* _Aim of the exercise_
Show every line containing "actually" by copying it.

(Records from a dataset)
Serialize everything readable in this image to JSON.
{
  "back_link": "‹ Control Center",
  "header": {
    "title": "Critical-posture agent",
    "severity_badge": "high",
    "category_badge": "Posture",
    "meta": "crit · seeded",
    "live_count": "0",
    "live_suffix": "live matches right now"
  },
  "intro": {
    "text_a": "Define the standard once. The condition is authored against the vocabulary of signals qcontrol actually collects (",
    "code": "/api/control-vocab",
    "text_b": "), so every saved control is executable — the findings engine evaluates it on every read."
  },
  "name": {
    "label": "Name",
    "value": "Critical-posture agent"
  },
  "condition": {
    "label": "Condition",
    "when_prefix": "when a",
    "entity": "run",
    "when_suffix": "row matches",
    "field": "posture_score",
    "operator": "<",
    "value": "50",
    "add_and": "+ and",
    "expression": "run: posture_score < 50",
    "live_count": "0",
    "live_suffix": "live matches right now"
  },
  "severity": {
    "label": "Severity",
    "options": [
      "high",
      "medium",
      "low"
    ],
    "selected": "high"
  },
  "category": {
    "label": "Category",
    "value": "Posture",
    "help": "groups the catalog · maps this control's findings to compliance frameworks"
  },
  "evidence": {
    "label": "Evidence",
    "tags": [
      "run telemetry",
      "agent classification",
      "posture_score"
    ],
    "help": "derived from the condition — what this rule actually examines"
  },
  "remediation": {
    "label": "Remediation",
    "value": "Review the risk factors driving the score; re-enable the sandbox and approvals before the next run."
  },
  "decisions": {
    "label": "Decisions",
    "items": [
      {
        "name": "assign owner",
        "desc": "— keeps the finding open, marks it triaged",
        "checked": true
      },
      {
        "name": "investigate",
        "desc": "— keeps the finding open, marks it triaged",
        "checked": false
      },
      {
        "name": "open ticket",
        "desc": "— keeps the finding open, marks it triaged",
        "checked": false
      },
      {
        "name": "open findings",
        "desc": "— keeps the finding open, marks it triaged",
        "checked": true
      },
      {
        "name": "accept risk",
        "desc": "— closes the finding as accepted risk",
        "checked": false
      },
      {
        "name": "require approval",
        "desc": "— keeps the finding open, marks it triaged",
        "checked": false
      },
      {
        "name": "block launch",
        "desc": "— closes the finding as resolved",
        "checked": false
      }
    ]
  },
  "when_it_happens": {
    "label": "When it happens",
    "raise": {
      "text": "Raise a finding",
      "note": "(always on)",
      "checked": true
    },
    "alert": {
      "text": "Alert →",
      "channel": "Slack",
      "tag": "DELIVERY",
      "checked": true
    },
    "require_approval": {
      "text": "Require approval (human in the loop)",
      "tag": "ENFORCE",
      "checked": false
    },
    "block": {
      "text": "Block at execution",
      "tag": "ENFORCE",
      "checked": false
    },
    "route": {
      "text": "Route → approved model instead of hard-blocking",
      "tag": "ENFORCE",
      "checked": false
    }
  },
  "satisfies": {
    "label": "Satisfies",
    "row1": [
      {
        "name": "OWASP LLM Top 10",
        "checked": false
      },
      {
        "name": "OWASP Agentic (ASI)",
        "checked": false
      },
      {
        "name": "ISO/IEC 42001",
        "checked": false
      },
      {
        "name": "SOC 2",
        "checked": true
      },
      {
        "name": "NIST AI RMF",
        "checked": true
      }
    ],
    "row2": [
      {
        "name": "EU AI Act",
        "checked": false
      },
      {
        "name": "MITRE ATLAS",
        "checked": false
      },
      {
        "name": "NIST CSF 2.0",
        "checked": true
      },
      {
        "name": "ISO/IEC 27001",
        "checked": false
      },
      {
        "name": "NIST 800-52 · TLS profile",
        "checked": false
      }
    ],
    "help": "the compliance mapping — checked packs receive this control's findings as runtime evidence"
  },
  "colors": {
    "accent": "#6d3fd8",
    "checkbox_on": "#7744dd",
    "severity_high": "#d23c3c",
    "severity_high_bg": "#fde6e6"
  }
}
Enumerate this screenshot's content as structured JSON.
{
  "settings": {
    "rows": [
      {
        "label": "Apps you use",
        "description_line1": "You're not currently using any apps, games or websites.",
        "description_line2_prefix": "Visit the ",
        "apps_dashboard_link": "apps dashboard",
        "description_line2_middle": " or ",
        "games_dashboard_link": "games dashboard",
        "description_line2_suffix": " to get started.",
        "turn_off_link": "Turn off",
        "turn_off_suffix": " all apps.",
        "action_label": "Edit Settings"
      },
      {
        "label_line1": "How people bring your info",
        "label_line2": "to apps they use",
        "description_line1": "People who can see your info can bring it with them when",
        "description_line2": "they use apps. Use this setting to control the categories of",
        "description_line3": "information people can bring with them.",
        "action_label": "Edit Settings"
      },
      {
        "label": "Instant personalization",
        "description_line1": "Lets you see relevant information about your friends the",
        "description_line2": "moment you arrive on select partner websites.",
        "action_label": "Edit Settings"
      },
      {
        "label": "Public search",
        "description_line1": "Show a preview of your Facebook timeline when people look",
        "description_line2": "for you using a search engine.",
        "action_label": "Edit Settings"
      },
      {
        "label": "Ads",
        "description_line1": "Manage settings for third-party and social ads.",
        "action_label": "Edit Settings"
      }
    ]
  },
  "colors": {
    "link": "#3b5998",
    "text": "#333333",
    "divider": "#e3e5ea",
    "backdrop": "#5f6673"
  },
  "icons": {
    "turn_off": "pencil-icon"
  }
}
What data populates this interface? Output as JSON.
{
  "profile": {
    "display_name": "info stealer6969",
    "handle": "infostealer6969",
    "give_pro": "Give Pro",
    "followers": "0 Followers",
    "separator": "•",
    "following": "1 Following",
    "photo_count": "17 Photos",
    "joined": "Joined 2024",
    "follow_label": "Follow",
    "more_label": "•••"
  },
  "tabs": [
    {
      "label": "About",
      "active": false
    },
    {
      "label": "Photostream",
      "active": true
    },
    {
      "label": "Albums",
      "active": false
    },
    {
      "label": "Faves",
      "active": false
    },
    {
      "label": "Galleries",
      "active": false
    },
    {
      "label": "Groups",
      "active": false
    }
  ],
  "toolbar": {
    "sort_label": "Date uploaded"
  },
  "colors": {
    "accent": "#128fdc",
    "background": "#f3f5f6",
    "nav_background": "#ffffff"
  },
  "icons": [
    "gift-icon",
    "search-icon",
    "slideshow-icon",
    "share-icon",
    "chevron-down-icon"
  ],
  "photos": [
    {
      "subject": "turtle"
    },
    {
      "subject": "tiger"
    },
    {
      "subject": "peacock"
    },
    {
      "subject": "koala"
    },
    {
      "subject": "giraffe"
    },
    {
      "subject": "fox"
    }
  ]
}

* _Output_
    "text_a": "Define the standard once. The condition is authored against the vocabulary of signals qcontrol actually collects (",
    "help": "derived from the condition — what this rule actually examines"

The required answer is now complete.